## Exercise
Images do not belong in the copy. Retype all the entries below exactly.

Data tied to figure images
################

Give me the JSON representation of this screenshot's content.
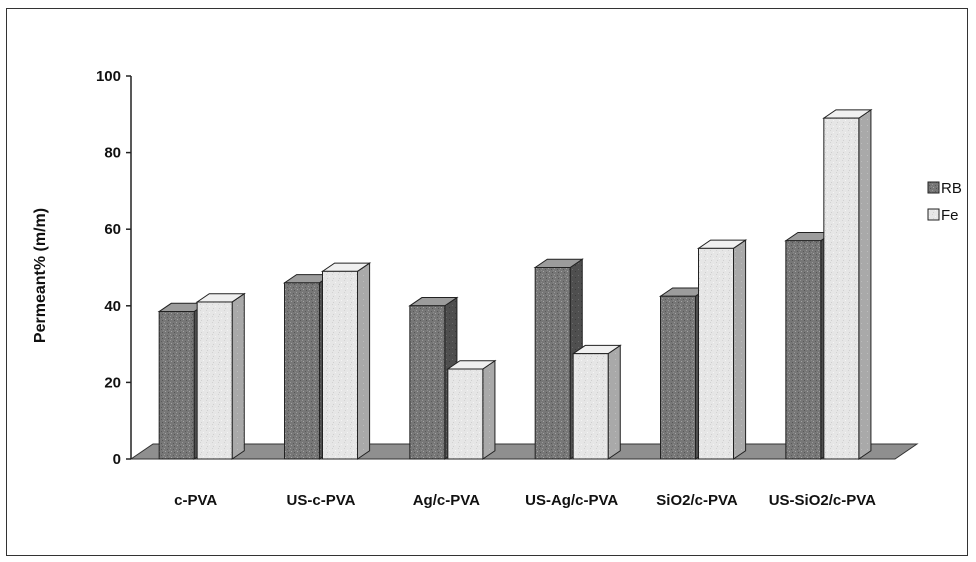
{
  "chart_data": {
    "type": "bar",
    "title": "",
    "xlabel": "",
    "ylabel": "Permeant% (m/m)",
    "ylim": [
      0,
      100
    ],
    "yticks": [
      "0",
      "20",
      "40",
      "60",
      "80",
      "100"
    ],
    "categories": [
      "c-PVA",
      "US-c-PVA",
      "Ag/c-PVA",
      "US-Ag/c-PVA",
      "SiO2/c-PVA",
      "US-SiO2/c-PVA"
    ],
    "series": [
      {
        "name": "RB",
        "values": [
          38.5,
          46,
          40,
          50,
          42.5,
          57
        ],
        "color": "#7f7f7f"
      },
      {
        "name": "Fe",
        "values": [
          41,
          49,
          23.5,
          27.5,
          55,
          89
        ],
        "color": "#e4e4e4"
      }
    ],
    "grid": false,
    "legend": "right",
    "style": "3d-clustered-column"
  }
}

################

## Written answer
Give me the JSON representation of this screenshot's content.
{
  "chart_data": {
    "type": "bar",
    "title": "",
    "xlabel": "",
    "ylabel": "Permeant% (m/m)",
    "ylim": [
      0,
      100
    ],
    "yticks": [
      "0",
      "20",
      "40",
      "60",
      "80",
      "100"
    ],
    "categories": [
      "c-PVA",
      "US-c-PVA",
      "Ag/c-PVA",
      "US-Ag/c-PVA",
      "SiO2/c-PVA",
      "US-SiO2/c-PVA"
    ],
    "series": [
      {
        "name": "RB",
        "values": [
          38.5,
          46,
          40,
          50,
          42.5,
          57
        ],
        "color": "#7f7f7f"
      },
      {
        "name": "Fe",
        "values": [
          41,
          49,
          23.5,
          27.5,
          55,
          89
        ],
        "color": "#e4e4e4"
      }
    ],
    "grid": false,
    "legend": "right",
    "style": "3d-clustered-column"
  }
}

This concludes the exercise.